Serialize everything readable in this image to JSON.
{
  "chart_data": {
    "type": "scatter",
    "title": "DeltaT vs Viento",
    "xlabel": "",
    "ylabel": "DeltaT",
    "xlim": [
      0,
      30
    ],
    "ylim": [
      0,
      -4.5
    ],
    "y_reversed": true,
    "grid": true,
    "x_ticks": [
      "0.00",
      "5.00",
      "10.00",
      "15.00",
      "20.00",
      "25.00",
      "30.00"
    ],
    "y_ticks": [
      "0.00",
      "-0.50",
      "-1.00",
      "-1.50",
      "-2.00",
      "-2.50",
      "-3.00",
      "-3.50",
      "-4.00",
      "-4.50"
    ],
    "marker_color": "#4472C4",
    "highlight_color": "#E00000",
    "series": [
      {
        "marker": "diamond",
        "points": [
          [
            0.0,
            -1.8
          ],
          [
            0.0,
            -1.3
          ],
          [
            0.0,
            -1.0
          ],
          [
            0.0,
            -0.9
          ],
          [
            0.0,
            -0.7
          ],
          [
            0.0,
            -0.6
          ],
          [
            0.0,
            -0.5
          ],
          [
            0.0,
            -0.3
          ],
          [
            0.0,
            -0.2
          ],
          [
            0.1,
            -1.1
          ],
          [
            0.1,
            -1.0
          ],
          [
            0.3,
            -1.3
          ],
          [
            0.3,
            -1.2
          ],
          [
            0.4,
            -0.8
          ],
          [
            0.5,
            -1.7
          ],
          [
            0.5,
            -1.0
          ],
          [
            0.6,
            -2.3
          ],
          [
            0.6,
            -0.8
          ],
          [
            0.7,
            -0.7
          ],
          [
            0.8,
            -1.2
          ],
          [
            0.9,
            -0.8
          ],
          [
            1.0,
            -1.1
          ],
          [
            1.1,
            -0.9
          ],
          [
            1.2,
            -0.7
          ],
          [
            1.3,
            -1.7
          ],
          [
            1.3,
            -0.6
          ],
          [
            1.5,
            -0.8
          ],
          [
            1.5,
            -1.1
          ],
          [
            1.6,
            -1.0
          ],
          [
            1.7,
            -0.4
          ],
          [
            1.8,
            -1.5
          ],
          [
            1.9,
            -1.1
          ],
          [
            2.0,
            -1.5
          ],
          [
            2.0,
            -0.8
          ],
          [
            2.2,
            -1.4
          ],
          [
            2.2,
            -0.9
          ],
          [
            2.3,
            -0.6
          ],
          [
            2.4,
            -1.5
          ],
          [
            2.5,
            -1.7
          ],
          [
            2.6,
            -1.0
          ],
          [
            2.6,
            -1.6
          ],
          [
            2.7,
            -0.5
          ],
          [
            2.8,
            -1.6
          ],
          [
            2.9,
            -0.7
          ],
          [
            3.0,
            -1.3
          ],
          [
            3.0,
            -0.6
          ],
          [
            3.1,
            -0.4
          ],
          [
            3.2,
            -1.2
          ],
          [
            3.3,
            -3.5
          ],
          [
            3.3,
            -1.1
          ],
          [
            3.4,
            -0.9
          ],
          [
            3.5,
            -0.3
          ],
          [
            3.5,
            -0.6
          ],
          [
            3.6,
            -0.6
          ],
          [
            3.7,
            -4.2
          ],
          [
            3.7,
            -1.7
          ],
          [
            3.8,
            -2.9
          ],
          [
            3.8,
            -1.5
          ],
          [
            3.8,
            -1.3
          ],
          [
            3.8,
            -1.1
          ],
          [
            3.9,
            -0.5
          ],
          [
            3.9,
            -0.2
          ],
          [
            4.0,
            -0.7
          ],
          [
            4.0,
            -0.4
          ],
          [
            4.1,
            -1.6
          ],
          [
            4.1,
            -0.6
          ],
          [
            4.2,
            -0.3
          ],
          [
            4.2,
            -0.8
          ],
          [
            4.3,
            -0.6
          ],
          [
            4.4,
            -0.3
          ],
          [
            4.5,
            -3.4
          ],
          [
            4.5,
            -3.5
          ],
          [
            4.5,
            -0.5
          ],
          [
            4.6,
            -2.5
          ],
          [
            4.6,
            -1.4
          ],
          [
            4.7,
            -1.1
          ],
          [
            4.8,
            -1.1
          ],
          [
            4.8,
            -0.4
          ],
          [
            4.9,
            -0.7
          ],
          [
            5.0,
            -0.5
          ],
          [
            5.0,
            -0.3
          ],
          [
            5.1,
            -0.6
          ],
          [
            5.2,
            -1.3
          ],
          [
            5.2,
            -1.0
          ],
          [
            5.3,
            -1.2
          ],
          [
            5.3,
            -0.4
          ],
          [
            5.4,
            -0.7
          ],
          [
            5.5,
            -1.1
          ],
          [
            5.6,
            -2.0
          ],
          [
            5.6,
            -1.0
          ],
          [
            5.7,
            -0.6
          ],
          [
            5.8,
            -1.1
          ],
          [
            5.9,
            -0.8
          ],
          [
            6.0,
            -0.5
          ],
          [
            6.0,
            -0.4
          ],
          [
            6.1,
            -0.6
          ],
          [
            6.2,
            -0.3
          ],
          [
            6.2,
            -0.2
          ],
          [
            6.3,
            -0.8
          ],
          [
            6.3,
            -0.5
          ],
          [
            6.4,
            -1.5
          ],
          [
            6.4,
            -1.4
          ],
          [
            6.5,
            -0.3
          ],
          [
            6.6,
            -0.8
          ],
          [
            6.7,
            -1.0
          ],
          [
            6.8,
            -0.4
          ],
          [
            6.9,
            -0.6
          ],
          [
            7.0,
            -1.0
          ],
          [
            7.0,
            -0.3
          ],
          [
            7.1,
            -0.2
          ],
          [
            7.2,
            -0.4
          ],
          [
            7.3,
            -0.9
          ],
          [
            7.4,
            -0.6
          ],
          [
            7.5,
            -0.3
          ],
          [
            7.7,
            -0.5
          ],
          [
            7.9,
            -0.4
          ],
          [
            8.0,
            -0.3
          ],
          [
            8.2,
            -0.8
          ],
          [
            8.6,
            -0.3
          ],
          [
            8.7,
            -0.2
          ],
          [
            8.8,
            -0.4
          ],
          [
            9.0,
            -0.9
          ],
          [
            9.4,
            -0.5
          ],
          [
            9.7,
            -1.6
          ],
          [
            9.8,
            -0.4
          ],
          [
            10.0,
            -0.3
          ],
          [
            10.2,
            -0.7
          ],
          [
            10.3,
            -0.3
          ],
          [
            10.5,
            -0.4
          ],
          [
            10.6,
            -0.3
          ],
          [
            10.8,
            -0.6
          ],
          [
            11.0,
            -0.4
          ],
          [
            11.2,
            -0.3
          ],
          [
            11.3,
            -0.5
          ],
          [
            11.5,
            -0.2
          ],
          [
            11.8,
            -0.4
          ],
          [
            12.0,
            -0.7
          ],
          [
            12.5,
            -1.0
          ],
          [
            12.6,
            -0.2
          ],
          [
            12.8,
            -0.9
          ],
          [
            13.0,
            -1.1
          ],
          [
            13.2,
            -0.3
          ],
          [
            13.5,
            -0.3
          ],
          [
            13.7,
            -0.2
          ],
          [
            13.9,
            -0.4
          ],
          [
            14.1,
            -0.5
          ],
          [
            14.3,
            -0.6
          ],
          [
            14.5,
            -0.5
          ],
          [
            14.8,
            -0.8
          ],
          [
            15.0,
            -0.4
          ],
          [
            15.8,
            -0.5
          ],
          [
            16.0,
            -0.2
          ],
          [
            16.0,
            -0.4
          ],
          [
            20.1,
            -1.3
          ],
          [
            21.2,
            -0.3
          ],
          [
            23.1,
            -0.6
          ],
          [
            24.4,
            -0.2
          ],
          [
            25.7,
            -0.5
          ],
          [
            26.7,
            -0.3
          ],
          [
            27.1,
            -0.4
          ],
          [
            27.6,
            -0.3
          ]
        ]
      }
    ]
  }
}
········
SHORT EXERCISE: Return each line of the records above exactly as it reads.

FULL OUTPUT:
Serialize everything readable in this image to JSON.
{
  "chart_data": {
    "type": "scatter",
    "title": "DeltaT vs Viento",
    "xlabel": "",
    "ylabel": "DeltaT",
    "xlim": [
      0,
      30
    ],
    "ylim": [
      0,
      -4.5
    ],
    "y_reversed": true,
    "grid": true,
    "x_ticks": [
      "0.00",
      "5.00",
      "10.00",
      "15.00",
      "20.00",
      "25.00",
      "30.00"
    ],
    "y_ticks": [
      "0.00",
      "-0.50",
      "-1.00",
      "-1.50",
      "-2.00",
      "-2.50",
      "-3.00",
      "-3.50",
      "-4.00",
      "-4.50"
    ],
    "marker_color": "#4472C4",
    "highlight_color": "#E00000",
    "series": [
      {
        "marker": "diamond",
        "points": [
          [
            0.0,
            -1.8
          ],
          [
            0.0,
            -1.3
          ],
          [
            0.0,
            -1.0
          ],
          [
            0.0,
            -0.9
          ],
          [
            0.0,
            -0.7
          ],
          [
            0.0,
            -0.6
          ],
          [
            0.0,
            -0.5
          ],
          [
            0.0,
            -0.3
          ],
          [
            0.0,
            -0.2
          ],
          [
            0.1,
            -1.1
          ],
          [
            0.1,
            -1.0
          ],
          [
            0.3,
            -1.3
          ],
          [
            0.3,
            -1.2
          ],
          [
            0.4,
            -0.8
          ],
          [
            0.5,
            -1.7
          ],
          [
            0.5,
            -1.0
          ],
          [
            0.6,
            -2.3
          ],
          [
            0.6,
            -0.8
          ],
          [
            0.7,
            -0.7
          ],
          [
            0.8,
            -1.2
          ],
          [
            0.9,
            -0.8
          ],
          [
            1.0,
            -1.1
          ],
          [
            1.1,
            -0.9
          ],
          [
            1.2,
            -0.7
          ],
          [
            1.3,
            -1.7
          ],
          [
            1.3,
            -0.6
          ],
          [
            1.5,
            -0.8
          ],
          [
            1.5,
            -1.1
          ],
          [
            1.6,
            -1.0
          ],
          [
            1.7,
            -0.4
          ],
          [
            1.8,
            -1.5
          ],
          [
            1.9,
            -1.1
          ],
          [
            2.0,
            -1.5
          ],
          [
            2.0,
            -0.8
          ],
          [
            2.2,
            -1.4
          ],
          [
            2.2,
            -0.9
          ],
          [
            2.3,
            -0.6
          ],
          [
            2.4,
            -1.5
          ],
          [
            2.5,
            -1.7
          ],
          [
            2.6,
            -1.0
          ],
          [
            2.6,
            -1.6
          ],
          [
            2.7,
            -0.5
          ],
          [
            2.8,
            -1.6
          ],
          [
            2.9,
            -0.7
          ],
          [
            3.0,
            -1.3
          ],
          [
            3.0,
            -0.6
          ],
          [
            3.1,
            -0.4
          ],
          [
            3.2,
            -1.2
          ],
          [
            3.3,
            -3.5
          ],
          [
            3.3,
            -1.1
          ],
          [
            3.4,
            -0.9
          ],
          [
            3.5,
            -0.3
          ],
          [
            3.5,
            -0.6
          ],
          [
            3.6,
            -0.6
          ],
          [
            3.7,
            -4.2
          ],
          [
            3.7,
            -1.7
          ],
          [
            3.8,
            -2.9
          ],
          [
            3.8,
            -1.5
          ],
          [
            3.8,
            -1.3
          ],
          [
            3.8,
            -1.1
          ],
          [
            3.9,
            -0.5
          ],
          [
            3.9,
            -0.2
          ],
          [
            4.0,
            -0.7
          ],
          [
            4.0,
            -0.4
          ],
          [
            4.1,
            -1.6
          ],
          [
            4.1,
            -0.6
          ],
          [
            4.2,
            -0.3
          ],
          [
            4.2,
            -0.8
          ],
          [
            4.3,
            -0.6
          ],
          [
            4.4,
            -0.3
          ],
          [
            4.5,
            -3.4
          ],
          [
            4.5,
            -3.5
          ],
          [
            4.5,
            -0.5
          ],
          [
            4.6,
            -2.5
          ],
          [
            4.6,
            -1.4
          ],
          [
            4.7,
            -1.1
          ],
          [
            4.8,
            -1.1
          ],
          [
            4.8,
            -0.4
          ],
          [
            4.9,
            -0.7
          ],
          [
            5.0,
            -0.5
          ],
          [
            5.0,
            -0.3
          ],
          [
            5.1,
            -0.6
          ],
          [
            5.2,
            -1.3
          ],
          [
            5.2,
            -1.0
          ],
          [
            5.3,
            -1.2
          ],
          [
            5.3,
            -0.4
          ],
          [
            5.4,
            -0.7
          ],
          [
            5.5,
            -1.1
          ],
          [
            5.6,
            -2.0
          ],
          [
            5.6,
            -1.0
          ],
          [
            5.7,
            -0.6
          ],
          [
            5.8,
            -1.1
          ],
          [
            5.9,
            -0.8
          ],
          [
            6.0,
            -0.5
          ],
          [
            6.0,
            -0.4
          ],
          [
            6.1,
            -0.6
          ],
          [
            6.2,
            -0.3
          ],
          [
            6.2,
            -0.2
          ],
          [
            6.3,
            -0.8
          ],
          [
            6.3,
            -0.5
          ],
          [
            6.4,
            -1.5
          ],
          [
            6.4,
            -1.4
          ],
          [
            6.5,
            -0.3
          ],
          [
            6.6,
            -0.8
          ],
          [
            6.7,
            -1.0
          ],
          [
            6.8,
            -0.4
          ],
          [
            6.9,
            -0.6
          ],
          [
            7.0,
            -1.0
          ],
          [
            7.0,
            -0.3
          ],
          [
            7.1,
            -0.2
          ],
          [
            7.2,
            -0.4
          ],
          [
            7.3,
            -0.9
          ],
          [
            7.4,
            -0.6
          ],
          [
            7.5,
            -0.3
          ],
          [
            7.7,
            -0.5
          ],
          [
            7.9,
            -0.4
          ],
          [
            8.0,
            -0.3
          ],
          [
            8.2,
            -0.8
          ],
          [
            8.6,
            -0.3
          ],
          [
            8.7,
            -0.2
          ],
          [
            8.8,
            -0.4
          ],
          [
            9.0,
            -0.9
          ],
          [
            9.4,
            -0.5
          ],
          [
            9.7,
            -1.6
          ],
          [
            9.8,
            -0.4
          ],
          [
            10.0,
            -0.3
          ],
          [
            10.2,
            -0.7
          ],
          [
            10.3,
            -0.3
          ],
          [
            10.5,
            -0.4
          ],
          [
            10.6,
            -0.3
          ],
          [
            10.8,
            -0.6
          ],
          [
            11.0,
            -0.4
          ],
          [
            11.2,
            -0.3
          ],
          [
            11.3,
            -0.5
          ],
          [
            11.5,
            -0.2
          ],
          [
            11.8,
            -0.4
          ],
          [
            12.0,
            -0.7
          ],
          [
            12.5,
            -1.0
          ],
          [
            12.6,
            -0.2
          ],
          [
            12.8,
            -0.9
          ],
          [
            13.0,
            -1.1
          ],
          [
            13.2,
            -0.3
          ],
          [
            13.5,
            -0.3
          ],
          [
            13.7,
            -0.2
          ],
          [
            13.9,
            -0.4
          ],
          [
            14.1,
            -0.5
          ],
          [
            14.3,
            -0.6
          ],
          [
            14.5,
            -0.5
          ],
          [
            14.8,
            -0.8
          ],
          [
            15.0,
            -0.4
          ],
          [
            15.8,
            -0.5
          ],
          [
            16.0,
            -0.2
          ],
          [
            16.0,
            -0.4
          ],
          [
            20.1,
            -1.3
          ],
          [
            21.2,
            -0.3
          ],
          [
            23.1,
            -0.6
          ],
          [
            24.4,
            -0.2
          ],
          [
            25.7,
            -0.5
          ],
          [
            26.7,
            -0.3
          ],
          [
            27.1,
            -0.4
          ],
          [
            27.6,
            -0.3
          ]
        ]
      }
    ]
  }
}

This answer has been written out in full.